* **TRECHO DO DOCUMENTO**
↓
Jerônimo

“Jerônimo” (ou “Geronimo”, em inglês) foi a senha utilizada para informar a Casa Branca de que o alvo, quer dizer, Bin Laden, havia sido apanhado (morto ou vivo). Mesmo nessa hora, os americanos conservam seu humor característico, que aparece nos filmes de ação. O nome da operação, “Ali Babá”. O gosto é discutível, mas não é nisto que quero me centrar.

Como quer que seja, quero discutir aqui as circunstâncias e a maneira pela qual foi morto o terrorista mais procurado do mundo nos últimos dez anos.

Em primeiro lugar, não sejamos ingênuos: é óbvio que os EUA não queriam que Osama sobrevivesse, pois certamente comprometeria muita gente da administração atual e passada, serviços diplomáticos, de inteligência etc., uma vez que sabidamente recebeu apoio e treinamento da CIA no início de sua trajetória, a fim de combater os russos no Afeganistão.

Em segundo lugar, imaginem a seguinte situação: você localiza o provável esconderijo do homem mais procurado do mundo. Depois de meses de preparação decide invadir, sem ter certeza de que ele está realmente lá, sem saber o que vai encontrar em termos de armas e resistência. Nessa situação, v. tem que seguir seus instintos e seu treinamento.
↑
* **LISTAGEM APRESENTADA**
↓
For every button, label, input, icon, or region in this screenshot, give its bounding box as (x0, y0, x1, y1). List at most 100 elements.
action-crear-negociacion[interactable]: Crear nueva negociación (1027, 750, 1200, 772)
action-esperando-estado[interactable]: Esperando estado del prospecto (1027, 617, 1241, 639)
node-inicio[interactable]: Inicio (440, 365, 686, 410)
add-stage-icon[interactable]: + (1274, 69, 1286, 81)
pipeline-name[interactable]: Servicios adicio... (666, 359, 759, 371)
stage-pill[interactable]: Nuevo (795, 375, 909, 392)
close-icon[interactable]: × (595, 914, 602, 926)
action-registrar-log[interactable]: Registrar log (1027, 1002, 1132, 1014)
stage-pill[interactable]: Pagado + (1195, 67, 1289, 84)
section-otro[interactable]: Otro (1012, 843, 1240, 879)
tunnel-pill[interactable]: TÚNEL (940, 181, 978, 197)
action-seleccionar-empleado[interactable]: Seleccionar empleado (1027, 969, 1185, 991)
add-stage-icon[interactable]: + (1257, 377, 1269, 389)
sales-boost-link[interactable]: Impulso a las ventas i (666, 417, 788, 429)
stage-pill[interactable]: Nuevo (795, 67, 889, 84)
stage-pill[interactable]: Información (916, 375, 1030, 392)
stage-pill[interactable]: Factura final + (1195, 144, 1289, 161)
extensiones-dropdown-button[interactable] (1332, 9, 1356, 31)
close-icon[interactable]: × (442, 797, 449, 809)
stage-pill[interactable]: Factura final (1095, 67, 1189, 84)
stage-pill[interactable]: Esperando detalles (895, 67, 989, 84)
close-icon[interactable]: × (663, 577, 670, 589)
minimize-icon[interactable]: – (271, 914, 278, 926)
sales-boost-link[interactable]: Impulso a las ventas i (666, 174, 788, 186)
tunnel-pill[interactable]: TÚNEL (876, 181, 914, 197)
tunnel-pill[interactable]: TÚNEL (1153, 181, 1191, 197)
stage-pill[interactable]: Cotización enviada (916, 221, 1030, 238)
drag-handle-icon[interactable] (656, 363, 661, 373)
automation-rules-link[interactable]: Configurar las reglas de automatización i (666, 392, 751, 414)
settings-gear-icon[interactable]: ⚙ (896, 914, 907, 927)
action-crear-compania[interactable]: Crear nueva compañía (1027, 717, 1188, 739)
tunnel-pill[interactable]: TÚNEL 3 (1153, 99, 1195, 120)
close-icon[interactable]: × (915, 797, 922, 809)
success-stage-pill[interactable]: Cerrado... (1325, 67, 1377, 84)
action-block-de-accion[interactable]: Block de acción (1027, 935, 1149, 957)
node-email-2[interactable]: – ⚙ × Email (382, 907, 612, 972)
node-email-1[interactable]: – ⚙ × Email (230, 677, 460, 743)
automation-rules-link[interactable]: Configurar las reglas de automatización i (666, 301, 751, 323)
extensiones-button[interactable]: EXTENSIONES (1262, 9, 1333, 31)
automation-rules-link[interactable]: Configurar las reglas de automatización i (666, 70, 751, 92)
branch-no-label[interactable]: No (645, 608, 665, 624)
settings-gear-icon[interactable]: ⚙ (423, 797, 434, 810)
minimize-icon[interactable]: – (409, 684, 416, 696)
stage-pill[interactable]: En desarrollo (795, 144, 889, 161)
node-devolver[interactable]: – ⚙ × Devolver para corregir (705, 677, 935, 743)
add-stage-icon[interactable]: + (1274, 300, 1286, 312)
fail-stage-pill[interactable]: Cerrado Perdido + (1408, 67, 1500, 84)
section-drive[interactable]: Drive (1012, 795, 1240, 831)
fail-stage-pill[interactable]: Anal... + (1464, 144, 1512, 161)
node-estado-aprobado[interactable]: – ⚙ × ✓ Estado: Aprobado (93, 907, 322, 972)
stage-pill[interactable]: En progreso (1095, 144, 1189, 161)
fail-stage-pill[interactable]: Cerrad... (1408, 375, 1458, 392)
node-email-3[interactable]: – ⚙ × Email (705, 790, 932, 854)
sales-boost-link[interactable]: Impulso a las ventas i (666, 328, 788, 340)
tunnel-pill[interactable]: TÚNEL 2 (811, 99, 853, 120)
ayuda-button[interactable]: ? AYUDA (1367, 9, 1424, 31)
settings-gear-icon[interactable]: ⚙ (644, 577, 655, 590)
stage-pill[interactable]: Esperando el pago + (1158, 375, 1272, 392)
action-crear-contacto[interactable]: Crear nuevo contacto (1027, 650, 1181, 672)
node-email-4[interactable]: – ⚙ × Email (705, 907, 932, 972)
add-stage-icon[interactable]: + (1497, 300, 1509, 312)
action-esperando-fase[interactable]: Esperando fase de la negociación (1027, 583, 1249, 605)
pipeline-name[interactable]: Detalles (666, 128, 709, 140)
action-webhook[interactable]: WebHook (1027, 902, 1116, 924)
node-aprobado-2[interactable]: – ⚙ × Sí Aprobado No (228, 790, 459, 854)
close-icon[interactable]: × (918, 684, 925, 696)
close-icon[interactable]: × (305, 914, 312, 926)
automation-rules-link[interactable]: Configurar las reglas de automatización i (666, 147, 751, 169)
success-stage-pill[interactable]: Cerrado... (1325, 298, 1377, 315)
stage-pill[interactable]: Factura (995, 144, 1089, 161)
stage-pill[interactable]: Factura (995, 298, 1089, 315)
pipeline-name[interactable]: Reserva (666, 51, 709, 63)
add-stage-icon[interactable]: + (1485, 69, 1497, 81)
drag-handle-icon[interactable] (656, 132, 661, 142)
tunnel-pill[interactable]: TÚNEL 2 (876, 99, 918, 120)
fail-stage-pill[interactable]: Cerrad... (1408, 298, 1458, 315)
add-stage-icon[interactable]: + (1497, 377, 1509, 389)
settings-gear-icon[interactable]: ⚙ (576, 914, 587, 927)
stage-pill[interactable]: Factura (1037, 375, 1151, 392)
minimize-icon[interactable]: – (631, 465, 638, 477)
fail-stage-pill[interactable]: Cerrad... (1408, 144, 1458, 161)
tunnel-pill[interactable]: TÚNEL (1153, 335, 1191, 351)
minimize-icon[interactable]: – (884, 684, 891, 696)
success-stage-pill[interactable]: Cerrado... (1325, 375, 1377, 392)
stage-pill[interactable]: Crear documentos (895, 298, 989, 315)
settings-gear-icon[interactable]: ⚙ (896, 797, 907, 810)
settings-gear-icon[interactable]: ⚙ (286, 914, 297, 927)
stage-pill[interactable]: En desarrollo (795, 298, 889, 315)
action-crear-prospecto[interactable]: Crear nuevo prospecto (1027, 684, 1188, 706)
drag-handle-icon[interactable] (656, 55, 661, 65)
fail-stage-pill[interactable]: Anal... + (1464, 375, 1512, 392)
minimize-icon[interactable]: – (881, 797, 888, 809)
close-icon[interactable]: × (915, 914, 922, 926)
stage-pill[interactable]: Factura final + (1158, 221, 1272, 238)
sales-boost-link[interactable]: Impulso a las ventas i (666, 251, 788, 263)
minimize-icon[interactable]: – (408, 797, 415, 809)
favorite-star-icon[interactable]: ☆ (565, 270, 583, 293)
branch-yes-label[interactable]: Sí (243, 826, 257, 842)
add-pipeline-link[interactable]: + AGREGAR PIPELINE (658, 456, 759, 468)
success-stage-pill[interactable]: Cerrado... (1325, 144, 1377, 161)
↑
No texto sobre a morte de Bin Laden, que senha foi usada para informar a Casa Branca de que o alvo havia sido apanhado? A listagem provém de outra fonte, sem relação com o trecho.

* **RESPOSTA**
“Jerônimo” (“Geronimo”, em inglês).